Extract each line of the data below exactly as written.

## begin SUPPLIED INFORMATION

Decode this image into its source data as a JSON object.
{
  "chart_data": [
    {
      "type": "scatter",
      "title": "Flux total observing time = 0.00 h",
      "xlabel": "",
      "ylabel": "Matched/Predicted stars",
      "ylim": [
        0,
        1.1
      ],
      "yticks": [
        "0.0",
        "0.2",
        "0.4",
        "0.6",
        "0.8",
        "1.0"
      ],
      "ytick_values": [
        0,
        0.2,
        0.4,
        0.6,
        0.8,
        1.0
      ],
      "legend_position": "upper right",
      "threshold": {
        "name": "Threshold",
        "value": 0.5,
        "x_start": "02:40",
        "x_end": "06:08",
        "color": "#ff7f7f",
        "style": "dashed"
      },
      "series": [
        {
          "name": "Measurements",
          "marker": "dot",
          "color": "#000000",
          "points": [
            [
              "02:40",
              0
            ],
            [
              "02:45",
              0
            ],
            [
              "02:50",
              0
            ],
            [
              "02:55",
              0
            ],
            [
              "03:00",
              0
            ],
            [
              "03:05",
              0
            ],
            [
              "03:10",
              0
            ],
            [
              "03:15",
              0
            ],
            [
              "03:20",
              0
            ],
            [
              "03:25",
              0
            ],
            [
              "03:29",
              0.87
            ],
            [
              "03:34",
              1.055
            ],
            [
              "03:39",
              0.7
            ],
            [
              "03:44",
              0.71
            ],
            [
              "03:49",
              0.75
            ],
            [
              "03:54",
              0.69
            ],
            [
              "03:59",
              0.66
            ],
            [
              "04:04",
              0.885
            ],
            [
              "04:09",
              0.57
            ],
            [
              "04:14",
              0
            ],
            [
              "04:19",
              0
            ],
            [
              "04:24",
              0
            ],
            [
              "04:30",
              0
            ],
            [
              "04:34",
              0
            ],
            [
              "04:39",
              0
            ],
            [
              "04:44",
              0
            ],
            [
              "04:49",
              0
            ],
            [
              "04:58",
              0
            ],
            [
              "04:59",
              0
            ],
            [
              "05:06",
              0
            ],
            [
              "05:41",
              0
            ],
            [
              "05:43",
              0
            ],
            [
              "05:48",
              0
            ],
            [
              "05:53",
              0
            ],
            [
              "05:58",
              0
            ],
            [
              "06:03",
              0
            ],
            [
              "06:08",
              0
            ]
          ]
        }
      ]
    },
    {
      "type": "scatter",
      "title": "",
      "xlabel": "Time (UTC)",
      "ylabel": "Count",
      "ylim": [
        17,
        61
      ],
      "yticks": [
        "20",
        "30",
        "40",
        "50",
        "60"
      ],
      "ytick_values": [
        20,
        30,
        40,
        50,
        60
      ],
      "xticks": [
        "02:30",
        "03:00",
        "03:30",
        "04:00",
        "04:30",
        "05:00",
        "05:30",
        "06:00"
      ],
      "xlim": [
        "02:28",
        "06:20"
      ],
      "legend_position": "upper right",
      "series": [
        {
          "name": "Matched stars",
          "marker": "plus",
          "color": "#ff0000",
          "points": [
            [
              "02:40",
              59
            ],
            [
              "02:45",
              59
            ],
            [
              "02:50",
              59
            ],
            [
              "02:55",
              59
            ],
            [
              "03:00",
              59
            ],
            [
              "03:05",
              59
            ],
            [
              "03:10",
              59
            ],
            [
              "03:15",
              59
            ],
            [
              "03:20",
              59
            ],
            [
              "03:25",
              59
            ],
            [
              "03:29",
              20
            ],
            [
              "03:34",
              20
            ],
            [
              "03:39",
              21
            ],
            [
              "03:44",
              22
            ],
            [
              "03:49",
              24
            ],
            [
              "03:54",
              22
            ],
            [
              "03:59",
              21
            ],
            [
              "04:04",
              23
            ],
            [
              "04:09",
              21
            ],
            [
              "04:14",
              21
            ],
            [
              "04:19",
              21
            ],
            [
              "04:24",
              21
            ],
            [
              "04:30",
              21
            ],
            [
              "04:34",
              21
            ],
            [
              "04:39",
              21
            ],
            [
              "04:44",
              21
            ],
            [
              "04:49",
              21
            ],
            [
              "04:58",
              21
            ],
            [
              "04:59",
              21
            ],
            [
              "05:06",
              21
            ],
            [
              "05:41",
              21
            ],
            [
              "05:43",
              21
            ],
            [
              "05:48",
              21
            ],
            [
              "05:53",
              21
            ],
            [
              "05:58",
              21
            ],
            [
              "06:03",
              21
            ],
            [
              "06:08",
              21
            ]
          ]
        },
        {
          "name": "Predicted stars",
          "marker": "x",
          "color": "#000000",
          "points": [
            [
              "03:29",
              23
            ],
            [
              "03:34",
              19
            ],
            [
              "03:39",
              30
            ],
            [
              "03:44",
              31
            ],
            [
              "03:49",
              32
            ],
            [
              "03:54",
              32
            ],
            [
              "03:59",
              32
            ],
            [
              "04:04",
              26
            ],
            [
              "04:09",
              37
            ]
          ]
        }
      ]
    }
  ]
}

## end SUPPLIED INFORMATION

## [THE RESPONSE]
Decode this image into its source data as a JSON object.
{
  "chart_data": [
    {
      "type": "scatter",
      "title": "Flux total observing time = 0.00 h",
      "xlabel": "",
      "ylabel": "Matched/Predicted stars",
      "ylim": [
        0,
        1.1
      ],
      "yticks": [
        "0.0",
        "0.2",
        "0.4",
        "0.6",
        "0.8",
        "1.0"
      ],
      "ytick_values": [
        0,
        0.2,
        0.4,
        0.6,
        0.8,
        1.0
      ],
      "legend_position": "upper right",
      "threshold": {
        "name": "Threshold",
        "value": 0.5,
        "x_start": "02:40",
        "x_end": "06:08",
        "color": "#ff7f7f",
        "style": "dashed"
      },
      "series": [
        {
          "name": "Measurements",
          "marker": "dot",
          "color": "#000000",
          "points": [
            [
              "02:40",
              0
            ],
            [
              "02:45",
              0
            ],
            [
              "02:50",
              0
            ],
            [
              "02:55",
              0
            ],
            [
              "03:00",
              0
            ],
            [
              "03:05",
              0
            ],
            [
              "03:10",
              0
            ],
            [
              "03:15",
              0
            ],
            [
              "03:20",
              0
            ],
            [
              "03:25",
              0
            ],
            [
              "03:29",
              0.87
            ],
            [
              "03:34",
              1.055
            ],
            [
              "03:39",
              0.7
            ],
            [
              "03:44",
              0.71
            ],
            [
              "03:49",
              0.75
            ],
            [
              "03:54",
              0.69
            ],
            [
              "03:59",
              0.66
            ],
            [
              "04:04",
              0.885
            ],
            [
              "04:09",
              0.57
            ],
            [
              "04:14",
              0
            ],
            [
              "04:19",
              0
            ],
            [
              "04:24",
              0
            ],
            [
              "04:30",
              0
            ],
            [
              "04:34",
              0
            ],
            [
              "04:39",
              0
            ],
            [
              "04:44",
              0
            ],
            [
              "04:49",
              0
            ],
            [
              "04:58",
              0
            ],
            [
              "04:59",
              0
            ],
            [
              "05:06",
              0
            ],
            [
              "05:41",
              0
            ],
            [
              "05:43",
              0
            ],
            [
              "05:48",
              0
            ],
            [
              "05:53",
              0
            ],
            [
              "05:58",
              0
            ],
            [
              "06:03",
              0
            ],
            [
              "06:08",
              0
            ]
          ]
        }
      ]
    },
    {
      "type": "scatter",
      "title": "",
      "xlabel": "Time (UTC)",
      "ylabel": "Count",
      "ylim": [
        17,
        61
      ],
      "yticks": [
        "20",
        "30",
        "40",
        "50",
        "60"
      ],
      "ytick_values": [
        20,
        30,
        40,
        50,
        60
      ],
      "xticks": [
        "02:30",
        "03:00",
        "03:30",
        "04:00",
        "04:30",
        "05:00",
        "05:30",
        "06:00"
      ],
      "xlim": [
        "02:28",
        "06:20"
      ],
      "legend_position": "upper right",
      "series": [
        {
          "name": "Matched stars",
          "marker": "plus",
          "color": "#ff0000",
          "points": [
            [
              "02:40",
              59
            ],
            [
              "02:45",
              59
            ],
            [
              "02:50",
              59
            ],
            [
              "02:55",
              59
            ],
            [
              "03:00",
              59
            ],
            [
              "03:05",
              59
            ],
            [
              "03:10",
              59
            ],
            [
              "03:15",
              59
            ],
            [
              "03:20",
              59
            ],
            [
              "03:25",
              59
            ],
            [
              "03:29",
              20
            ],
            [
              "03:34",
              20
            ],
            [
              "03:39",
              21
            ],
            [
              "03:44",
              22
            ],
            [
              "03:49",
              24
            ],
            [
              "03:54",
              22
            ],
            [
              "03:59",
              21
            ],
            [
              "04:04",
              23
            ],
            [
              "04:09",
              21
            ],
            [
              "04:14",
              21
            ],
            [
              "04:19",
              21
            ],
            [
              "04:24",
              21
            ],
            [
              "04:30",
              21
            ],
            [
              "04:34",
              21
            ],
            [
              "04:39",
              21
            ],
            [
              "04:44",
              21
            ],
            [
              "04:49",
              21
            ],
            [
              "04:58",
              21
            ],
            [
              "04:59",
              21
            ],
            [
              "05:06",
              21
            ],
            [
              "05:41",
              21
            ],
            [
              "05:43",
              21
            ],
            [
              "05:48",
              21
            ],
            [
              "05:53",
              21
            ],
            [
              "05:58",
              21
            ],
            [
              "06:03",
              21
            ],
            [
              "06:08",
              21
            ]
          ]
        },
        {
          "name": "Predicted stars",
          "marker": "x",
          "color": "#000000",
          "points": [
            [
              "03:29",
              23
            ],
            [
              "03:34",
              19
            ],
            [
              "03:39",
              30
            ],
            [
              "03:44",
              31
            ],
            [
              "03:49",
              32
            ],
            [
              "03:54",
              32
            ],
            [
              "03:59",
              32
            ],
            [
              "04:04",
              26
            ],
            [
              "04:09",
              37
            ]
          ]
        }
      ]
    }
  ]
}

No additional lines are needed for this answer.